OBJECTIVE:
Provide nothing but the number of lines containing the string "потребление".

(Data records)
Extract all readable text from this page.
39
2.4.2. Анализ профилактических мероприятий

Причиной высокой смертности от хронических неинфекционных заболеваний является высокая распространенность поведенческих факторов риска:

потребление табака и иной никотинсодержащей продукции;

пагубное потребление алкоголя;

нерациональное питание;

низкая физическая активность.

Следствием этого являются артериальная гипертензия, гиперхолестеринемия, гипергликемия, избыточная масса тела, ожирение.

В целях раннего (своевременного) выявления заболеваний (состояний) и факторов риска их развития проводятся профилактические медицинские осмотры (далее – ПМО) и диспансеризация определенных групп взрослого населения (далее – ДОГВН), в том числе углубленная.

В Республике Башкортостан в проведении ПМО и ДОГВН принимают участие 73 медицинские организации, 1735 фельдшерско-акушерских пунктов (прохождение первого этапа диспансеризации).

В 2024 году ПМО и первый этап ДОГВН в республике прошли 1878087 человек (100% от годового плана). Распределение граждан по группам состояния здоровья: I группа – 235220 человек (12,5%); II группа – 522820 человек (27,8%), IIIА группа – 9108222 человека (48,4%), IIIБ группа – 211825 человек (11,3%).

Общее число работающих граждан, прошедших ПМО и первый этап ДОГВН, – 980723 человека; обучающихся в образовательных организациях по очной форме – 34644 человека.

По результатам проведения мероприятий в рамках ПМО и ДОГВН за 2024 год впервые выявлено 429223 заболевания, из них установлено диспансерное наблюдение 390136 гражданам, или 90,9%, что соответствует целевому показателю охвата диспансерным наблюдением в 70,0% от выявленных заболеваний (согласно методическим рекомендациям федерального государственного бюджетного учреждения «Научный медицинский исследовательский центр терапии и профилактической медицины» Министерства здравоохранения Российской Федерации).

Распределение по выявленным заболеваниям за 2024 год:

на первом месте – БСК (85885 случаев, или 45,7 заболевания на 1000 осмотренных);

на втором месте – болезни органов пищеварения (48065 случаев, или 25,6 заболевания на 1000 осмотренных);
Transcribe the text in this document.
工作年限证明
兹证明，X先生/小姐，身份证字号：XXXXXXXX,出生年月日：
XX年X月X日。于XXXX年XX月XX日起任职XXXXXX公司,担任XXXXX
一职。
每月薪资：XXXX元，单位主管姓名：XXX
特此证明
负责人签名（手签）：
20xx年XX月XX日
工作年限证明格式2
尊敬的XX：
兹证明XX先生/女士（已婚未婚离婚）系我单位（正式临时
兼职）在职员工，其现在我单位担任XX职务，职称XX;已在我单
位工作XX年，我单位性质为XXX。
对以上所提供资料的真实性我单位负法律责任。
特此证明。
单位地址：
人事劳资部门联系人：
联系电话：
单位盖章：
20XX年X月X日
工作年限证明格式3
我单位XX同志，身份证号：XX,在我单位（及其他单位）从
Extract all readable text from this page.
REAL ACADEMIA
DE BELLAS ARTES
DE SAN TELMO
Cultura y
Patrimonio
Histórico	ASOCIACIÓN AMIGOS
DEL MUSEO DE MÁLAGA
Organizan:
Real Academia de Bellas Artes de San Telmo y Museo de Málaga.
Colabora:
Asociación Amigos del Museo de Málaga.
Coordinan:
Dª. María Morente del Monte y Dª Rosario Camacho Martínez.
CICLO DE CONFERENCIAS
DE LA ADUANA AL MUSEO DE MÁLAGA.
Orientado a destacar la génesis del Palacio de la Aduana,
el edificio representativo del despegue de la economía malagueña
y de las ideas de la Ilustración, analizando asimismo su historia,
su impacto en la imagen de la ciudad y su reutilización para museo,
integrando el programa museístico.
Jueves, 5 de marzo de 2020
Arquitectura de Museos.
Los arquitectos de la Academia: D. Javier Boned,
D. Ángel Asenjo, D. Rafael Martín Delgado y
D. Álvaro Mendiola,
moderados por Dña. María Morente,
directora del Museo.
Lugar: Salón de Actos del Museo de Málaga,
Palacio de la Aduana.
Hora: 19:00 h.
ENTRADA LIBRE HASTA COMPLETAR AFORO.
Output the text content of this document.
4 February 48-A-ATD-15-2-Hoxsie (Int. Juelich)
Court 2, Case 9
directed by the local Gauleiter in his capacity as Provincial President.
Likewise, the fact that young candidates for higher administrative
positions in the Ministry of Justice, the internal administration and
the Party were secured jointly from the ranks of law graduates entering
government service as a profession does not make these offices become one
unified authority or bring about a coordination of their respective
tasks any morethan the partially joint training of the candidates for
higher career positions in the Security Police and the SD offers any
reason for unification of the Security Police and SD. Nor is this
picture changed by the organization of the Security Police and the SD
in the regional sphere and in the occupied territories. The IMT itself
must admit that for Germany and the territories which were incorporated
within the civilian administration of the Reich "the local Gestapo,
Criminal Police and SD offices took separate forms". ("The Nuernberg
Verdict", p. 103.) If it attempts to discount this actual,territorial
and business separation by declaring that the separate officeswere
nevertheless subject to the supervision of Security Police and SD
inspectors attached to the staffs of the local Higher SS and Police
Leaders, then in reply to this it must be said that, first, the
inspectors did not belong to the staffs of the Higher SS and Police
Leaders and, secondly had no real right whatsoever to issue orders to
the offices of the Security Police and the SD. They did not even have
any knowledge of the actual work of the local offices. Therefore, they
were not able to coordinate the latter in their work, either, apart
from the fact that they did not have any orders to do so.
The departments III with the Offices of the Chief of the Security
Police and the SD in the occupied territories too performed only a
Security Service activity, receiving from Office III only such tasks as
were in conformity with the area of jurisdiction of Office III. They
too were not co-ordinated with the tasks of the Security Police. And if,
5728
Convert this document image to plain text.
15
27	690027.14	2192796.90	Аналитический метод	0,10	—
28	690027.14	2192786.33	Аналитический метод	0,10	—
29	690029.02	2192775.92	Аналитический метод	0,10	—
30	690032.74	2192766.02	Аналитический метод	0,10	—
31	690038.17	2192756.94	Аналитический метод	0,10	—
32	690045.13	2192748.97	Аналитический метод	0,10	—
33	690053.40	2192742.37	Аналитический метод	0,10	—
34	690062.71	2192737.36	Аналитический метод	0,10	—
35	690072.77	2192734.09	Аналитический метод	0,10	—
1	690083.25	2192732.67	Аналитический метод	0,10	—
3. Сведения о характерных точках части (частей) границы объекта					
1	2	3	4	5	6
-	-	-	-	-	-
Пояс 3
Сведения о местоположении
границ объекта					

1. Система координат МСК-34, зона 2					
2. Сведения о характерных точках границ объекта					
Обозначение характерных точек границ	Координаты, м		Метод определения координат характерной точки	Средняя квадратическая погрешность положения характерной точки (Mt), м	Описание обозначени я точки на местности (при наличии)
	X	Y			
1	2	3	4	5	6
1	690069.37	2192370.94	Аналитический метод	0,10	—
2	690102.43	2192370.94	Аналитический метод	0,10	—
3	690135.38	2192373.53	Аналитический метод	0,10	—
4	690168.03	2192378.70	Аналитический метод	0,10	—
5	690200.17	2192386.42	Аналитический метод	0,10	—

THE RESULT:
2